Check each line of the material below, and copy it if it holds the string "Inflation".
□ □ □ □
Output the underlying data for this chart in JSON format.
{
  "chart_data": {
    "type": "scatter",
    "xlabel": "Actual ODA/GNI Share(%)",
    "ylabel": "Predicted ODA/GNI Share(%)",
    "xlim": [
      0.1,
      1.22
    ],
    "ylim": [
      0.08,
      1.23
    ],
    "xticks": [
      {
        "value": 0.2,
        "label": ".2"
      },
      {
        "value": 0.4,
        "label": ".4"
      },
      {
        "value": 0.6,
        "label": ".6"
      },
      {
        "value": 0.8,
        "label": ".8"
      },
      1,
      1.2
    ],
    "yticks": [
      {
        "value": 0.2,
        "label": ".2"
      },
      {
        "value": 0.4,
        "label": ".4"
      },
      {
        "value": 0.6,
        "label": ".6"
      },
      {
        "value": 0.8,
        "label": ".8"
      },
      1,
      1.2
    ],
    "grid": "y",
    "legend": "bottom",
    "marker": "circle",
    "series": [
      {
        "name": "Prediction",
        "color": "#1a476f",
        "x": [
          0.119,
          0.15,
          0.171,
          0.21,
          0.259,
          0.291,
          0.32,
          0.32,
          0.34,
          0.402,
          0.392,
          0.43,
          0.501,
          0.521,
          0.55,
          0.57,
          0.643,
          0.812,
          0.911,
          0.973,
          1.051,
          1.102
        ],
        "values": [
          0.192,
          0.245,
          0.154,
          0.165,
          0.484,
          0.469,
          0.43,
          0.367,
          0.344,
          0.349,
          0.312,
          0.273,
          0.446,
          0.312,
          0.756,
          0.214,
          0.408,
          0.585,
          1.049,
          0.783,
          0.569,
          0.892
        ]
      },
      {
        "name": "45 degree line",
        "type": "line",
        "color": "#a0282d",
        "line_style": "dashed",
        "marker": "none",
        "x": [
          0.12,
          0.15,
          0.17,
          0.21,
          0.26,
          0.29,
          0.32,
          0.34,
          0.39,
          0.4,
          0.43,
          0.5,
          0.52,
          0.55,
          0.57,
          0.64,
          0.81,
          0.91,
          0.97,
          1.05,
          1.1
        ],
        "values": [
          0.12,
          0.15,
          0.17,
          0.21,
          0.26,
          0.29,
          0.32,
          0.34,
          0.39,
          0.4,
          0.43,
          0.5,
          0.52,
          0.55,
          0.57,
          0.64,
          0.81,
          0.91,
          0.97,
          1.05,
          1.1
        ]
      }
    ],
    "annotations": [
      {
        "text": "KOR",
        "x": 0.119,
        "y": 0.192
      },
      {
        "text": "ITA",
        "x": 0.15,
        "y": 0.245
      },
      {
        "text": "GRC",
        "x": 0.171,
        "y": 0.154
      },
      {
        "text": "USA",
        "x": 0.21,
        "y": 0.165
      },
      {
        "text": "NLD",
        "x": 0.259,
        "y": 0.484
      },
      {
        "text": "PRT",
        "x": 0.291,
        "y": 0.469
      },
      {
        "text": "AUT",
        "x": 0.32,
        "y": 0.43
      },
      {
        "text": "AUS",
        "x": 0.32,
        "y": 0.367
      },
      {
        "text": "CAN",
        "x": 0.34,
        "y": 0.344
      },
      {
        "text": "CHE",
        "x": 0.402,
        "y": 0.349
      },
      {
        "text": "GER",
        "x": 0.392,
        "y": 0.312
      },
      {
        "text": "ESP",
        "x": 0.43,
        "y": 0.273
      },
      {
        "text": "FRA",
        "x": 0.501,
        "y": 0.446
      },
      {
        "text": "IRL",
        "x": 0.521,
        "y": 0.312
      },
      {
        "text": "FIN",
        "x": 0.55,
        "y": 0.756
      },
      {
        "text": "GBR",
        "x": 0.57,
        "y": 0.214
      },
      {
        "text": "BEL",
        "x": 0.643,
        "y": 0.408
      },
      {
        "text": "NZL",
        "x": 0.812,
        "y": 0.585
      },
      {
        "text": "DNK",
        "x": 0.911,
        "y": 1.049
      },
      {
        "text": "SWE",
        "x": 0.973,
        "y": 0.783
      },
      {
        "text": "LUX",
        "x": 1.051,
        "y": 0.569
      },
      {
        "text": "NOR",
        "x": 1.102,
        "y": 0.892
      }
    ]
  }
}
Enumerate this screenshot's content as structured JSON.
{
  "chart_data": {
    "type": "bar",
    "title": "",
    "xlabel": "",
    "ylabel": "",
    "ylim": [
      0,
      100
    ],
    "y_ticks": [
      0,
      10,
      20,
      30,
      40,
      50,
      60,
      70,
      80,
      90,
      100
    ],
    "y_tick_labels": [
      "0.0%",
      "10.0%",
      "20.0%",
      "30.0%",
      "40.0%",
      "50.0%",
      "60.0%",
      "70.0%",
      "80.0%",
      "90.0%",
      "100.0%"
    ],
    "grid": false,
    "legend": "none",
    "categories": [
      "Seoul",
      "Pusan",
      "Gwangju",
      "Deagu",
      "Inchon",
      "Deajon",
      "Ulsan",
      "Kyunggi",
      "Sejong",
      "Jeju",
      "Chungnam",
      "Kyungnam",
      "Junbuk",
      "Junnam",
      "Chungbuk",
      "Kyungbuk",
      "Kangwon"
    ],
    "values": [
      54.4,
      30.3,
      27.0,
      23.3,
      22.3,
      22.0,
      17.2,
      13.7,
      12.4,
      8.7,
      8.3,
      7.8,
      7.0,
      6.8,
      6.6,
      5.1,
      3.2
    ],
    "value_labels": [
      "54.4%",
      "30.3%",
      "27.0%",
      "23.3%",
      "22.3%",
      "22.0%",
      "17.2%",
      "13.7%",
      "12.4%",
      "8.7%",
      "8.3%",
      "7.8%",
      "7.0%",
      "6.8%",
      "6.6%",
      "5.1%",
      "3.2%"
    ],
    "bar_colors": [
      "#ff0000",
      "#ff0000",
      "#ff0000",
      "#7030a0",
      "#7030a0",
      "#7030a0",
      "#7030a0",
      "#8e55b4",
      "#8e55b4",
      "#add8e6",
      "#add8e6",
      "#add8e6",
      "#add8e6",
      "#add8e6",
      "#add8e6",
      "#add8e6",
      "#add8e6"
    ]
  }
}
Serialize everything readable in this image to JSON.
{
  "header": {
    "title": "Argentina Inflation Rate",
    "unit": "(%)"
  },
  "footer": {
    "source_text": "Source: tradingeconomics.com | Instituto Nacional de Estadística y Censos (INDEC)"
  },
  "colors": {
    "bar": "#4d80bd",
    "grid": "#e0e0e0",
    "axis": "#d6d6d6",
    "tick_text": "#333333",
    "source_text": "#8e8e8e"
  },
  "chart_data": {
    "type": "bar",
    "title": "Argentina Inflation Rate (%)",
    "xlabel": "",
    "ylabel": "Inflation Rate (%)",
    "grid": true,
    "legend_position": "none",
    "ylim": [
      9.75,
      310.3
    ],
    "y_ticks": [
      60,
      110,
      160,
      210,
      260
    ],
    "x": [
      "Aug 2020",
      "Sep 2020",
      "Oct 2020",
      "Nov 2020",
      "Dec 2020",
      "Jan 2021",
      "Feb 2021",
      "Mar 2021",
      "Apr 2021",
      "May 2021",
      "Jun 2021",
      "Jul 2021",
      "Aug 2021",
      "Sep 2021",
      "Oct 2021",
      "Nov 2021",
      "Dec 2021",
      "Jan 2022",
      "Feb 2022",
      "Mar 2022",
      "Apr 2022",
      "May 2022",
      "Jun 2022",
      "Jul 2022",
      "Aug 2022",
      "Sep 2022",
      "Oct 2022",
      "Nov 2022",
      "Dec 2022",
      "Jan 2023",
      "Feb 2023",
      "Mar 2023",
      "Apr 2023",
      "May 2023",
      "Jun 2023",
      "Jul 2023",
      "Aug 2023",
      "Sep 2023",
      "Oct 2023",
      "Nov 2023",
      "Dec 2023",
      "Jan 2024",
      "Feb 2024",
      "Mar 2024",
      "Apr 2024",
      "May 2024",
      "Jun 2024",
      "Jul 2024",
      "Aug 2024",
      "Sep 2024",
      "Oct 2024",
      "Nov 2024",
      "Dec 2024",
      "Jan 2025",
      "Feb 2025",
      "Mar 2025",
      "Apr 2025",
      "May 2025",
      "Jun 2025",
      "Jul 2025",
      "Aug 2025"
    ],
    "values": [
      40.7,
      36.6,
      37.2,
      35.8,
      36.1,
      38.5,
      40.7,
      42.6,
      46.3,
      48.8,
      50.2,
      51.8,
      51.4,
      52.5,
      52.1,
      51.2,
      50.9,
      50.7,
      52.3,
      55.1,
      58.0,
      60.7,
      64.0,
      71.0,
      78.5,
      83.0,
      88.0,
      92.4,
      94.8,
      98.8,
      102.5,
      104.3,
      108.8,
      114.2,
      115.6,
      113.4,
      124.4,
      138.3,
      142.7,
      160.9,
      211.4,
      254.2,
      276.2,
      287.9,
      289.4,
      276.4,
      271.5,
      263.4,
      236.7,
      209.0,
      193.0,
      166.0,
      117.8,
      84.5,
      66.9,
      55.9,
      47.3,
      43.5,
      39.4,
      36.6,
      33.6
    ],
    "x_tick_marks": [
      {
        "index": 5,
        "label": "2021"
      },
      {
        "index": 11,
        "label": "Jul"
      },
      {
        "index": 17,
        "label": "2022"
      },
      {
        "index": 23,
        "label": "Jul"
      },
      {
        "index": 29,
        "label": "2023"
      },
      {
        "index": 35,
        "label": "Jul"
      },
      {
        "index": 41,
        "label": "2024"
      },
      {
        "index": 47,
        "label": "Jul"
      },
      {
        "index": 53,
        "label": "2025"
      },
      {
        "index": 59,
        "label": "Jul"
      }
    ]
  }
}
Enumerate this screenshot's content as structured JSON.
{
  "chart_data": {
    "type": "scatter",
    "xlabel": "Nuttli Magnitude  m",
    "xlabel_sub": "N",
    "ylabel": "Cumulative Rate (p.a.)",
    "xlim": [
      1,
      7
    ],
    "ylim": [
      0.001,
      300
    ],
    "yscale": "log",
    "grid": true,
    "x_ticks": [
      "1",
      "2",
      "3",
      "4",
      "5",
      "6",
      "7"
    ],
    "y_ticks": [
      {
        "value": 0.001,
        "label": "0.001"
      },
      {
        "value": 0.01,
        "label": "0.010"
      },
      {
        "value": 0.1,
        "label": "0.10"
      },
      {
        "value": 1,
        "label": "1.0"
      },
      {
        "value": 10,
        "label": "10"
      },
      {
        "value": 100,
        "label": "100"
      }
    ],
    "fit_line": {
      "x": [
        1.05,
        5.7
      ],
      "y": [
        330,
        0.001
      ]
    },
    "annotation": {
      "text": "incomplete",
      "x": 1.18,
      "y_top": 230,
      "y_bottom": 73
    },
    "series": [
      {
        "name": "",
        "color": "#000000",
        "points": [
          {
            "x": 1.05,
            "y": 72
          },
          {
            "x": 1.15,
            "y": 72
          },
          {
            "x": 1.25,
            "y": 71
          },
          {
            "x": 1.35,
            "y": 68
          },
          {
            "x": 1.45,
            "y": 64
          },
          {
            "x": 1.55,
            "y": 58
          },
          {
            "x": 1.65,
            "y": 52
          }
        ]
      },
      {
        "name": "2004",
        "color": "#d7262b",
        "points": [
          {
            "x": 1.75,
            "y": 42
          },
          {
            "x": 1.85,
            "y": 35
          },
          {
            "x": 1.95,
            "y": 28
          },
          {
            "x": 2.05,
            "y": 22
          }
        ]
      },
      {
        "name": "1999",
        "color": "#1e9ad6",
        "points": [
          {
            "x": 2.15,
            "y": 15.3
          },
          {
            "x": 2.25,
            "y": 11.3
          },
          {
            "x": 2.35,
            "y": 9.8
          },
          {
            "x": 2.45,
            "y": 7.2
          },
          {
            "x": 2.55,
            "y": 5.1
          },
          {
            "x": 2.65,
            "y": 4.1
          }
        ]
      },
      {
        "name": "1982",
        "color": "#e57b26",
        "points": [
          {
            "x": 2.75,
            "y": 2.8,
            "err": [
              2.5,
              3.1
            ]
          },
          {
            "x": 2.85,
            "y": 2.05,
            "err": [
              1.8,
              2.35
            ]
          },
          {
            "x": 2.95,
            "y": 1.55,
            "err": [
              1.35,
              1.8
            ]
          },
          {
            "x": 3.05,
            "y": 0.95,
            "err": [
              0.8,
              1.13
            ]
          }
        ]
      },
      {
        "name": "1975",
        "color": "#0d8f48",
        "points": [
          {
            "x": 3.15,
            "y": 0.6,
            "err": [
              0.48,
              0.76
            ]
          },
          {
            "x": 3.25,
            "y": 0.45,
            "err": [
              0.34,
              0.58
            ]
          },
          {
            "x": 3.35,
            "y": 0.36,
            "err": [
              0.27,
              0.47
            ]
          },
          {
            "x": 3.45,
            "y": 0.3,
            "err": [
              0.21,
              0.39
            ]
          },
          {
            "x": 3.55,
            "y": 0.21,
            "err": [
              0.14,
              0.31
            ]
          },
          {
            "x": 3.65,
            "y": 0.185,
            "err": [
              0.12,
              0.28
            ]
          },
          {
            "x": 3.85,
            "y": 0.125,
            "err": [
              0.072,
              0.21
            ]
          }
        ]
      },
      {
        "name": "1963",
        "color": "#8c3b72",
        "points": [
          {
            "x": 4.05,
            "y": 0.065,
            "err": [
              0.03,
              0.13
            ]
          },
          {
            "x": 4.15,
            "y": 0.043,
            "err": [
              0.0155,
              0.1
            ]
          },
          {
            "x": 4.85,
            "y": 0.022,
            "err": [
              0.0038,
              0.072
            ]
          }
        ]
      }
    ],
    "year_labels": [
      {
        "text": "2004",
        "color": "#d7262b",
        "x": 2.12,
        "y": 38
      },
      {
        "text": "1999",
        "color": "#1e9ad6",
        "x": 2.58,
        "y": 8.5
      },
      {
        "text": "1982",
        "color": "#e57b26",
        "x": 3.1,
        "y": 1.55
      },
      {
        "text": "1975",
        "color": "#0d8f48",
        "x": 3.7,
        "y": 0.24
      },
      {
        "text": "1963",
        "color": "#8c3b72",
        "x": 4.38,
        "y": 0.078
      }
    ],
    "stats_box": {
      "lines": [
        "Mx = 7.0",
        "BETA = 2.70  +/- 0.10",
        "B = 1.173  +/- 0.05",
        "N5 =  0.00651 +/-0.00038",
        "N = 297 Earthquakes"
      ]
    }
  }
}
□ □ □ □
- _Final result_
    "title": "Argentina Inflation Rate",
    "title": "Argentina Inflation Rate (%)",
    "ylabel": "Inflation Rate (%)",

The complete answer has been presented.